INPUT ROWS
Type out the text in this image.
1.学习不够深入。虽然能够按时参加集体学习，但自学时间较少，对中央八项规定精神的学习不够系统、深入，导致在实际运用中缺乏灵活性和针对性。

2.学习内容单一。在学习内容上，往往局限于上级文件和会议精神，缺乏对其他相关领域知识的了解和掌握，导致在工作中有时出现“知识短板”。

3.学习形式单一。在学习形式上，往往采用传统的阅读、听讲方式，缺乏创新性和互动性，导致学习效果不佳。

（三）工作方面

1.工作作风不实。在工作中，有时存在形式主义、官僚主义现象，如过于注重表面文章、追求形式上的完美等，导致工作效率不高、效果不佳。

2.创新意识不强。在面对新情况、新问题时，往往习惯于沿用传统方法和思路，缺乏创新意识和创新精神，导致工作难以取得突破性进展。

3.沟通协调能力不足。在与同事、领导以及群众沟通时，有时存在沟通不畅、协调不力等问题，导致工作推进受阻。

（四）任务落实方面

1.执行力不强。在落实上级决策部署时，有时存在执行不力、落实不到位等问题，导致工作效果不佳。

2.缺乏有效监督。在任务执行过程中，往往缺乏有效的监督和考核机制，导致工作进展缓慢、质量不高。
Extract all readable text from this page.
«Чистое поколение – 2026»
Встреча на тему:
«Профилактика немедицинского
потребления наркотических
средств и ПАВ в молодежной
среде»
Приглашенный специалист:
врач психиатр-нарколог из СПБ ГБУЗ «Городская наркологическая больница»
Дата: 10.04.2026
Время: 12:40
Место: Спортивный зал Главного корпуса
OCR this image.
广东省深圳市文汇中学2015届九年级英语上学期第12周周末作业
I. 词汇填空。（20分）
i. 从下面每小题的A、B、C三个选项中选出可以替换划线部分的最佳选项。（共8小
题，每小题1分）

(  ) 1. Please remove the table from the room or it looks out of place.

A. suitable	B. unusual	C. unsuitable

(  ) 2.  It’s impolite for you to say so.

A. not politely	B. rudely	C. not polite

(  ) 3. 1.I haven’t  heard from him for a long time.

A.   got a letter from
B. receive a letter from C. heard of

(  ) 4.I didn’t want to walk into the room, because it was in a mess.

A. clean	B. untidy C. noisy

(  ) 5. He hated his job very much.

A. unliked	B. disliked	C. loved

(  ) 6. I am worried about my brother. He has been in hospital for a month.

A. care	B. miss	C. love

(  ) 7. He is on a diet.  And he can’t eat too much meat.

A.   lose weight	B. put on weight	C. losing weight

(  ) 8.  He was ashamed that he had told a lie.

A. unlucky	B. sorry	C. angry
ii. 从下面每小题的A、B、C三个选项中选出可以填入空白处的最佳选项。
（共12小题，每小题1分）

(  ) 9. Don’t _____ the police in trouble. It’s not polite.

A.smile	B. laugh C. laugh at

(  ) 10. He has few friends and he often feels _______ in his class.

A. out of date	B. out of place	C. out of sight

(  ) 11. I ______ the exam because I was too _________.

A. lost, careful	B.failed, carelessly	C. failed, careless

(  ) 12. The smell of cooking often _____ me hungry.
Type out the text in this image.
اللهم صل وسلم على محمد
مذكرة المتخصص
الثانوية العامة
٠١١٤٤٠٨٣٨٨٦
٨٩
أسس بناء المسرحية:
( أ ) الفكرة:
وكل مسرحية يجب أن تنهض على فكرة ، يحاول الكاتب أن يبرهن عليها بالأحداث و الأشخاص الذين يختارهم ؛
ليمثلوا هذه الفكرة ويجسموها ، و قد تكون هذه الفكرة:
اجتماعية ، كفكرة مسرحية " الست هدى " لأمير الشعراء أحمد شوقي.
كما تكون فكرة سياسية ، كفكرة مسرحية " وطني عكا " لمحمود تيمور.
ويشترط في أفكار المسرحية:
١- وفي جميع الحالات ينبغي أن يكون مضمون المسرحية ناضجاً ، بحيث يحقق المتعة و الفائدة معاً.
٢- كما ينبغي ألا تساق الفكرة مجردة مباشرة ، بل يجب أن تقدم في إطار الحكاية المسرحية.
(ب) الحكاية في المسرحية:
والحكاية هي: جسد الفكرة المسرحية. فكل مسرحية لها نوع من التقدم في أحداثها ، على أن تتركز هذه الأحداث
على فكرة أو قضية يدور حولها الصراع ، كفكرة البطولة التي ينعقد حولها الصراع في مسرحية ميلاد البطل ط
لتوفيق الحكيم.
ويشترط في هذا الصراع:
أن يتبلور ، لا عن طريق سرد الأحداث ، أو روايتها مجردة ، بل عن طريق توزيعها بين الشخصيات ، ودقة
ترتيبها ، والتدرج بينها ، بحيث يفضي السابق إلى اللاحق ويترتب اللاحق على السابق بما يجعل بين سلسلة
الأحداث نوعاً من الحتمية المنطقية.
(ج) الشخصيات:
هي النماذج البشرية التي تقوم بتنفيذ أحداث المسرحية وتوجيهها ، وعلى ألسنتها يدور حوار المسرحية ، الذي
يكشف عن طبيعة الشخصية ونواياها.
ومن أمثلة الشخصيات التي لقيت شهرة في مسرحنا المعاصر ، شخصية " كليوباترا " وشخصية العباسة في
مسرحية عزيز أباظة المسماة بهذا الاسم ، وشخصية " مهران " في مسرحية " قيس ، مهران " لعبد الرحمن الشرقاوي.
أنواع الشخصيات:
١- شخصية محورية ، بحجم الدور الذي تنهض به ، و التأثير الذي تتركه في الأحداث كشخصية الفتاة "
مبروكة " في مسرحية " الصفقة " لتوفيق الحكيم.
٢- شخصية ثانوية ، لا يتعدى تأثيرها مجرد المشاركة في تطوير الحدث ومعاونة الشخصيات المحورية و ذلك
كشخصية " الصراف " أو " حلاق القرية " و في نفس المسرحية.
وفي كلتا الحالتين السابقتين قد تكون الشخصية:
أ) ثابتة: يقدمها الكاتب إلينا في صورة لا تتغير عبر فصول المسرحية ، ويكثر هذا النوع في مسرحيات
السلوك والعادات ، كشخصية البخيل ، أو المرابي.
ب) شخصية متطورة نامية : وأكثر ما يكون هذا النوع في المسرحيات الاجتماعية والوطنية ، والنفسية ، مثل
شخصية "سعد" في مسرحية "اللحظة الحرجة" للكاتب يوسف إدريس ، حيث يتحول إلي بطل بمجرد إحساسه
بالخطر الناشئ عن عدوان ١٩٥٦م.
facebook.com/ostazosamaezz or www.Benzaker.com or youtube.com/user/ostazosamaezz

OBJECTIVE
Read the data above. Pull out each line in which the string "لتوفيق" appears.

COMPLETE ANSWER
لتوفيق الحكيم.
مبروكة " في مسرحية " الصفقة " لتوفيق الحكيم.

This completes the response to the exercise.